start ROWS
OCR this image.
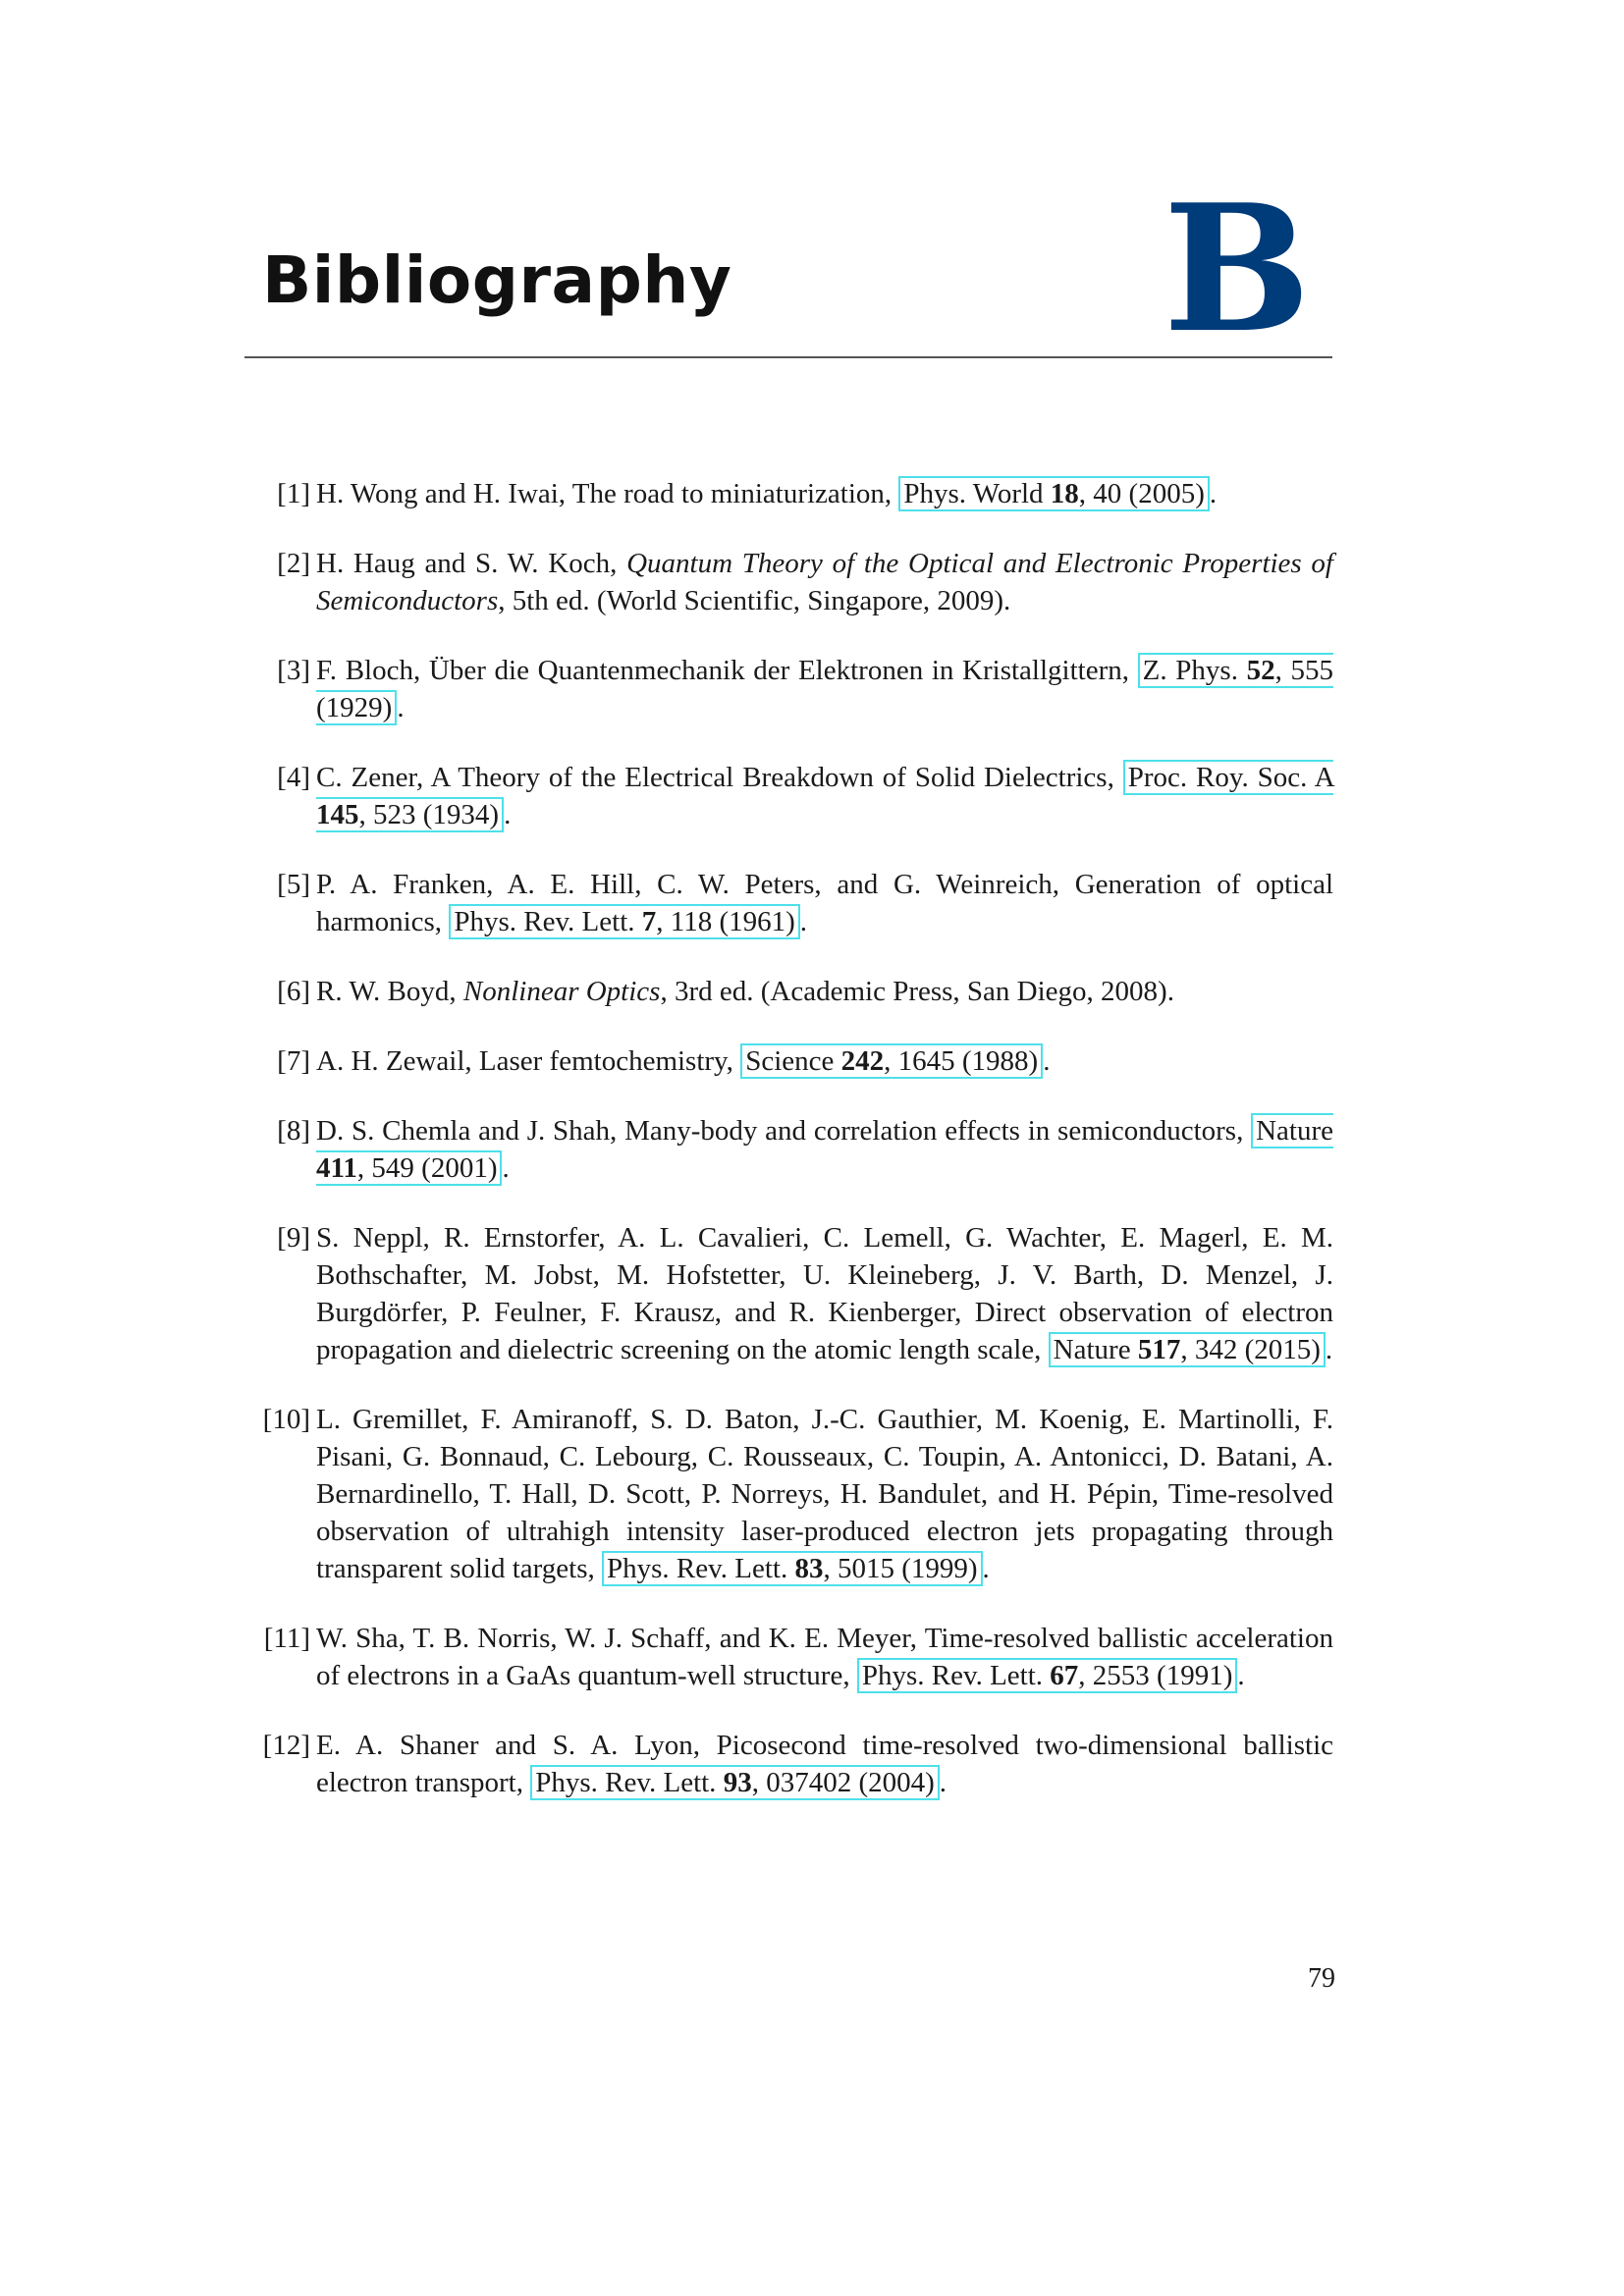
Bibliography B
[1] H. Wong and H. Iwai, The road to miniaturization, Phys. World 18, 40 (2005) .
[2] H. Haug and S. W. Koch, Quantum Theory of the Optical and Electronic Properties of Semiconductors, 5th ed. (World Scientific, Singapore, 2009).
[3] F. Bloch, Über die Quantenmechanik der Elektronen in Kristallgittern, Z. Phys. 52, 555 (1929) .
[4] C. Zener, A Theory of the Electrical Breakdown of Solid Dielectrics, Proc. Roy. Soc. A 145, 523 (1934) .
[5] P. A. Franken, A. E. Hill, C. W. Peters, and G. Weinreich, Generation of optical harmonics, Phys. Rev. Lett. 7, 118 (1961) .
[6] R. W. Boyd, Nonlinear Optics, 3rd ed. (Academic Press, San Diego, 2008).
[7] A. H. Zewail, Laser femtochemistry, Science 242, 1645 (1988) .
[8] D. S. Chemla and J. Shah, Many-body and correlation effects in semiconductors, Nature 411, 549 (2001) .
[9] S. Neppl, R. Ernstorfer, A. L. Cavalieri, C. Lemell, G. Wachter, E. Magerl, E. M. Bothschafter, M. Jobst, M. Hofstetter, U. Kleineberg, J. V. Barth, D. Menzel, J. Burgdörfer, P. Feulner, F. Krausz, and R. Kienberger, Direct observation of electron propagation and dielectric screening on the atomic length scale, Nature 517, 342 (2015) .
[10] L. Gremillet, F. Amiranoff, S. D. Baton, J.-C. Gauthier, M. Koenig, E. Martinolli, F. Pisani, G. Bonnaud, C. Lebourg, C. Rousseaux, C. Toupin, A. Antonicci, D. Batani, A. Bernardinello, T. Hall, D. Scott, P. Norreys, H. Bandulet, and H. Pépin, Time-resolved observation of ultrahigh intensity laser-produced electron jets propagating through transparent solid targets, Phys. Rev. Lett. 83, 5015 (1999) .
[11] W. Sha, T. B. Norris, W. J. Schaff, and K. E. Meyer, Time-resolved ballistic acceleration of electrons in a GaAs quantum-well structure, Phys. Rev. Lett. 67, 2553 (1991) .
[12] E. A. Shaner and S. A. Lyon, Picosecond time-resolved two-dimensional ballistic electron transport, Phys. Rev. Lett. 93, 037402 (2004) .
79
end ROWS
## BRIEF
Exclude the pictures and transcribe all of the entries exactly.

## CORRECT RESULT
OCR this image.
Bibliography B
[1] H. Wong and H. Iwai, The road to miniaturization, Phys. World 18, 40 (2005) .
[2] H. Haug and S. W. Koch, Quantum Theory of the Optical and Electronic Properties of Semiconductors, 5th ed. (World Scientific, Singapore, 2009).
[3] F. Bloch, Über die Quantenmechanik der Elektronen in Kristallgittern, Z. Phys. 52, 555 (1929) .
[4] C. Zener, A Theory of the Electrical Breakdown of Solid Dielectrics, Proc. Roy. Soc. A 145, 523 (1934) .
[5] P. A. Franken, A. E. Hill, C. W. Peters, and G. Weinreich, Generation of optical harmonics, Phys. Rev. Lett. 7, 118 (1961) .
[6] R. W. Boyd, Nonlinear Optics, 3rd ed. (Academic Press, San Diego, 2008).
[7] A. H. Zewail, Laser femtochemistry, Science 242, 1645 (1988) .
[8] D. S. Chemla and J. Shah, Many-body and correlation effects in semiconductors, Nature 411, 549 (2001) .
[9] S. Neppl, R. Ernstorfer, A. L. Cavalieri, C. Lemell, G. Wachter, E. Magerl, E. M. Bothschafter, M. Jobst, M. Hofstetter, U. Kleineberg, J. V. Barth, D. Menzel, J. Burgdörfer, P. Feulner, F. Krausz, and R. Kienberger, Direct observation of electron propagation and dielectric screening on the atomic length scale, Nature 517, 342 (2015) .
[10] L. Gremillet, F. Amiranoff, S. D. Baton, J.-C. Gauthier, M. Koenig, E. Martinolli, F. Pisani, G. Bonnaud, C. Lebourg, C. Rousseaux, C. Toupin, A. Antonicci, D. Batani, A. Bernardinello, T. Hall, D. Scott, P. Norreys, H. Bandulet, and H. Pépin, Time-resolved observation of ultrahigh intensity laser-produced electron jets propagating through transparent solid targets, Phys. Rev. Lett. 83, 5015 (1999) .
[11] W. Sha, T. B. Norris, W. J. Schaff, and K. E. Meyer, Time-resolved ballistic acceleration of electrons in a GaAs quantum-well structure, Phys. Rev. Lett. 67, 2553 (1991) .
[12] E. A. Shaner and S. A. Lyon, Picosecond time-resolved two-dimensional ballistic electron transport, Phys. Rev. Lett. 93, 037402 (2004) .
79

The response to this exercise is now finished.